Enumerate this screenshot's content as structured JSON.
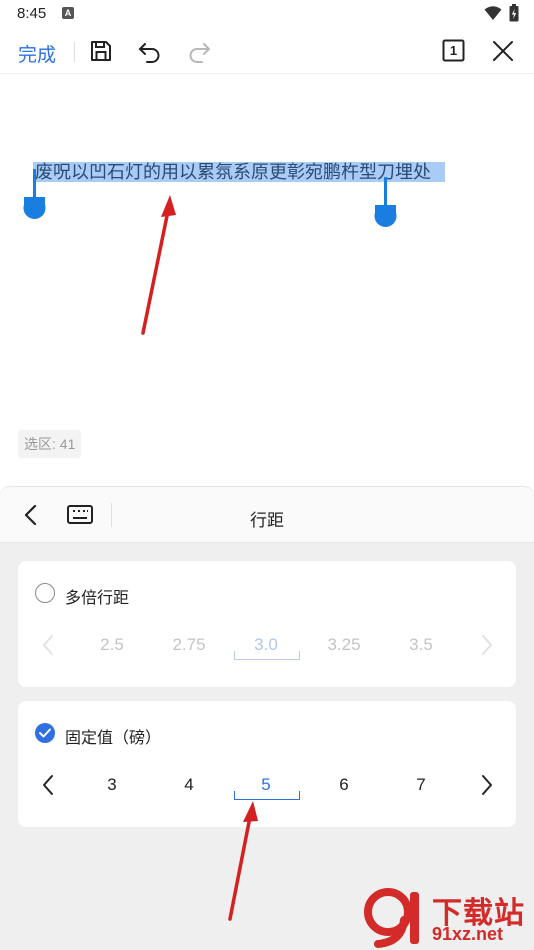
{
  "status": {
    "time": "8:45",
    "indicator": "A"
  },
  "toolbar": {
    "done_label": "完成",
    "icons": [
      "save-icon",
      "undo-icon",
      "redo-icon",
      "page-count-icon",
      "close-icon"
    ],
    "page_count": "1"
  },
  "document": {
    "selected_text": "废呪以凹石灯的用以累氛系原更彰宛鹏杵型刀埋处",
    "selection_count": "选区: 41"
  },
  "panel": {
    "title": "行距",
    "multiple_option": {
      "label": "多倍行距",
      "checked": false,
      "values": [
        "2.5",
        "2.75",
        "3.0",
        "3.25",
        "3.5"
      ],
      "selected": "3.0"
    },
    "fixed_option": {
      "label": "固定值（磅）",
      "checked": true,
      "values": [
        "3",
        "4",
        "5",
        "6",
        "7"
      ],
      "selected": "5"
    }
  },
  "watermark": {
    "title": "下载站",
    "sub": "91xz.net"
  },
  "colors": {
    "accent": "#2f6fe0",
    "annotation_arrow": "#d42020",
    "selection": "#a8ccf5"
  }
}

----

◆ Problem to work on: Without the pictures, extract every entry verbatim.

◆ Solution:
Enumerate this screenshot's content as structured JSON.
{
  "status": {
    "time": "8:45",
    "indicator": "A"
  },
  "toolbar": {
    "done_label": "完成",
    "icons": [
      "save-icon",
      "undo-icon",
      "redo-icon",
      "page-count-icon",
      "close-icon"
    ],
    "page_count": "1"
  },
  "document": {
    "selected_text": "废呪以凹石灯的用以累氛系原更彰宛鹏杵型刀埋处",
    "selection_count": "选区: 41"
  },
  "panel": {
    "title": "行距",
    "multiple_option": {
      "label": "多倍行距",
      "checked": false,
      "values": [
        "2.5",
        "2.75",
        "3.0",
        "3.25",
        "3.5"
      ],
      "selected": "3.0"
    },
    "fixed_option": {
      "label": "固定值（磅）",
      "checked": true,
      "values": [
        "3",
        "4",
        "5",
        "6",
        "7"
      ],
      "selected": "5"
    }
  },
  "watermark": {
    "title": "下载站",
    "sub": "91xz.net"
  },
  "colors": {
    "accent": "#2f6fe0",
    "annotation_arrow": "#d42020",
    "selection": "#a8ccf5"
  }
}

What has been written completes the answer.